Task prompt
Exactly reproduce each record listed below.
>>>
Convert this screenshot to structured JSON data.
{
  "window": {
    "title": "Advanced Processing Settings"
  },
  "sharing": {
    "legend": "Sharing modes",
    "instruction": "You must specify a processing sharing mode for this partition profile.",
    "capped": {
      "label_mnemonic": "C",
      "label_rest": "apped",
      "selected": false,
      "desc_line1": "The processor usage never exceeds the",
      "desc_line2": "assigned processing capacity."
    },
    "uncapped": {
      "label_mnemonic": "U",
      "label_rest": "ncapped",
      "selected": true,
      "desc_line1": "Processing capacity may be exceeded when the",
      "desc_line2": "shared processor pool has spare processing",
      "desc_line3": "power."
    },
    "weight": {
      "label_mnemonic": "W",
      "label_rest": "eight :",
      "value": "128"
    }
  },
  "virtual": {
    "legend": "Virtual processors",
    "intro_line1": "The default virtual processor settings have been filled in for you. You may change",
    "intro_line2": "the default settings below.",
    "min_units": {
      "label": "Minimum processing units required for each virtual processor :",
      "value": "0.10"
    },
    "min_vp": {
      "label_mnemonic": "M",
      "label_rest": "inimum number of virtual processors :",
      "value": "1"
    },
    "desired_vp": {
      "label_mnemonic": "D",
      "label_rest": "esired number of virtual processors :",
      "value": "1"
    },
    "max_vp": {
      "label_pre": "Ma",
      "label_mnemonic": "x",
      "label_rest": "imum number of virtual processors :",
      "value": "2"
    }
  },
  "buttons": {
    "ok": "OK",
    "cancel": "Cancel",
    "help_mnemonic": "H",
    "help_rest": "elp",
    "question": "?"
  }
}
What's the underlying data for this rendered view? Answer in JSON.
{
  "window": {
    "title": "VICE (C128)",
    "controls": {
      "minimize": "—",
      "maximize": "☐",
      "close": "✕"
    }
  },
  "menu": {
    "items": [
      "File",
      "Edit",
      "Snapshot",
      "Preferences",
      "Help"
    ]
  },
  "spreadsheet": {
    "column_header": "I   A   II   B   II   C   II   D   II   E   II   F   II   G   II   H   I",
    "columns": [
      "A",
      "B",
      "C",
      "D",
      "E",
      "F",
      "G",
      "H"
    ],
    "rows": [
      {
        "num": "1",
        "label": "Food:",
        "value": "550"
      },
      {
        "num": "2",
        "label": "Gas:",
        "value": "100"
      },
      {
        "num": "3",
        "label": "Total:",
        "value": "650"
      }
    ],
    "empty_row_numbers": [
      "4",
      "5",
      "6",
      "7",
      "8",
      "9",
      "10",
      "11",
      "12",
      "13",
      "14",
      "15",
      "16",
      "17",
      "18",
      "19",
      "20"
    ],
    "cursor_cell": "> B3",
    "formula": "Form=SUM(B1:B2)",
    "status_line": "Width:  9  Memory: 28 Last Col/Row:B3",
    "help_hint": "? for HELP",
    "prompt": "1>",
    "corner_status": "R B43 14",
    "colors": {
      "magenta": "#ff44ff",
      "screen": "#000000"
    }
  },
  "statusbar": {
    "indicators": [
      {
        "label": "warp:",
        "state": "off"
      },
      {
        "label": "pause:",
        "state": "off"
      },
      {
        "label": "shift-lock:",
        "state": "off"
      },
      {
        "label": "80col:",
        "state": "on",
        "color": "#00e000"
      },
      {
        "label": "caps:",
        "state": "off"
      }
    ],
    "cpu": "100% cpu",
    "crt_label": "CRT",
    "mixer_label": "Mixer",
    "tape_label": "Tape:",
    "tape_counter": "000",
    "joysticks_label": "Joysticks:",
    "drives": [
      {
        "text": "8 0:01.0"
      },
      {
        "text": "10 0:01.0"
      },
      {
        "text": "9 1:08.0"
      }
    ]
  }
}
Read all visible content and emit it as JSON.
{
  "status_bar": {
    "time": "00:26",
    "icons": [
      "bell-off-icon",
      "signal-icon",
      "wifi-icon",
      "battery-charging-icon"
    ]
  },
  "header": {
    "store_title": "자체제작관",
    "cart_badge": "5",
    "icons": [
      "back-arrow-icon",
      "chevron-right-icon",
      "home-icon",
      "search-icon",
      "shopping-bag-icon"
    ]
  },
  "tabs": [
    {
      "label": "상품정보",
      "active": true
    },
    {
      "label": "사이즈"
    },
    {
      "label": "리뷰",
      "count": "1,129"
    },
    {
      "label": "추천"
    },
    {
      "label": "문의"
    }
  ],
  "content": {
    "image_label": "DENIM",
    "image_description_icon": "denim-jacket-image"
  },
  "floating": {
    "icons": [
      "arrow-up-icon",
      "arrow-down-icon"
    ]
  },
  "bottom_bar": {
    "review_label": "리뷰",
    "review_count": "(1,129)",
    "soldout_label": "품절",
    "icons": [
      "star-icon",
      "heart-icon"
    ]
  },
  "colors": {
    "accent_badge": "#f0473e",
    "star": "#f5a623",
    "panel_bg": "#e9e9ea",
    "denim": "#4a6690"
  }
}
<<<
Problem solution
Convert this screenshot to structured JSON data.
{
  "window": {
    "title": "Advanced Processing Settings"
  },
  "sharing": {
    "legend": "Sharing modes",
    "instruction": "You must specify a processing sharing mode for this partition profile.",
    "capped": {
      "label_mnemonic": "C",
      "label_rest": "apped",
      "selected": false,
      "desc_line1": "The processor usage never exceeds the",
      "desc_line2": "assigned processing capacity."
    },
    "uncapped": {
      "label_mnemonic": "U",
      "label_rest": "ncapped",
      "selected": true,
      "desc_line1": "Processing capacity may be exceeded when the",
      "desc_line2": "shared processor pool has spare processing",
      "desc_line3": "power."
    },
    "weight": {
      "label_mnemonic": "W",
      "label_rest": "eight :",
      "value": "128"
    }
  },
  "virtual": {
    "legend": "Virtual processors",
    "intro_line1": "The default virtual processor settings have been filled in for you. You may change",
    "intro_line2": "the default settings below.",
    "min_units": {
      "label": "Minimum processing units required for each virtual processor :",
      "value": "0.10"
    },
    "min_vp": {
      "label_mnemonic": "M",
      "label_rest": "inimum number of virtual processors :",
      "value": "1"
    },
    "desired_vp": {
      "label_mnemonic": "D",
      "label_rest": "esired number of virtual processors :",
      "value": "1"
    },
    "max_vp": {
      "label_pre": "Ma",
      "label_mnemonic": "x",
      "label_rest": "imum number of virtual processors :",
      "value": "2"
    }
  },
  "buttons": {
    "ok": "OK",
    "cancel": "Cancel",
    "help_mnemonic": "H",
    "help_rest": "elp",
    "question": "?"
  }
}
What's the underlying data for this rendered view? Answer in JSON.
{
  "window": {
    "title": "VICE (C128)",
    "controls": {
      "minimize": "—",
      "maximize": "☐",
      "close": "✕"
    }
  },
  "menu": {
    "items": [
      "File",
      "Edit",
      "Snapshot",
      "Preferences",
      "Help"
    ]
  },
  "spreadsheet": {
    "column_header": "I   A   II   B   II   C   II   D   II   E   II   F   II   G   II   H   I",
    "columns": [
      "A",
      "B",
      "C",
      "D",
      "E",
      "F",
      "G",
      "H"
    ],
    "rows": [
      {
        "num": "1",
        "label": "Food:",
        "value": "550"
      },
      {
        "num": "2",
        "label": "Gas:",
        "value": "100"
      },
      {
        "num": "3",
        "label": "Total:",
        "value": "650"
      }
    ],
    "empty_row_numbers": [
      "4",
      "5",
      "6",
      "7",
      "8",
      "9",
      "10",
      "11",
      "12",
      "13",
      "14",
      "15",
      "16",
      "17",
      "18",
      "19",
      "20"
    ],
    "cursor_cell": "> B3",
    "formula": "Form=SUM(B1:B2)",
    "status_line": "Width:  9  Memory: 28 Last Col/Row:B3",
    "help_hint": "? for HELP",
    "prompt": "1>",
    "corner_status": "R B43 14",
    "colors": {
      "magenta": "#ff44ff",
      "screen": "#000000"
    }
  },
  "statusbar": {
    "indicators": [
      {
        "label": "warp:",
        "state": "off"
      },
      {
        "label": "pause:",
        "state": "off"
      },
      {
        "label": "shift-lock:",
        "state": "off"
      },
      {
        "label": "80col:",
        "state": "on",
        "color": "#00e000"
      },
      {
        "label": "caps:",
        "state": "off"
      }
    ],
    "cpu": "100% cpu",
    "crt_label": "CRT",
    "mixer_label": "Mixer",
    "tape_label": "Tape:",
    "tape_counter": "000",
    "joysticks_label": "Joysticks:",
    "drives": [
      {
        "text": "8 0:01.0"
      },
      {
        "text": "10 0:01.0"
      },
      {
        "text": "9 1:08.0"
      }
    ]
  }
}
Read all visible content and emit it as JSON.
{
  "status_bar": {
    "time": "00:26",
    "icons": [
      "bell-off-icon",
      "signal-icon",
      "wifi-icon",
      "battery-charging-icon"
    ]
  },
  "header": {
    "store_title": "자체제작관",
    "cart_badge": "5",
    "icons": [
      "back-arrow-icon",
      "chevron-right-icon",
      "home-icon",
      "search-icon",
      "shopping-bag-icon"
    ]
  },
  "tabs": [
    {
      "label": "상품정보",
      "active": true
    },
    {
      "label": "사이즈"
    },
    {
      "label": "리뷰",
      "count": "1,129"
    },
    {
      "label": "추천"
    },
    {
      "label": "문의"
    }
  ],
  "content": {
    "image_label": "DENIM",
    "image_description_icon": "denim-jacket-image"
  },
  "floating": {
    "icons": [
      "arrow-up-icon",
      "arrow-down-icon"
    ]
  },
  "bottom_bar": {
    "review_label": "리뷰",
    "review_count": "(1,129)",
    "soldout_label": "품절",
    "icons": [
      "star-icon",
      "heart-icon"
    ]
  },
  "colors": {
    "accent_badge": "#f0473e",
    "star": "#f5a623",
    "panel_bg": "#e9e9ea",
    "denim": "#4a6690"
  }
}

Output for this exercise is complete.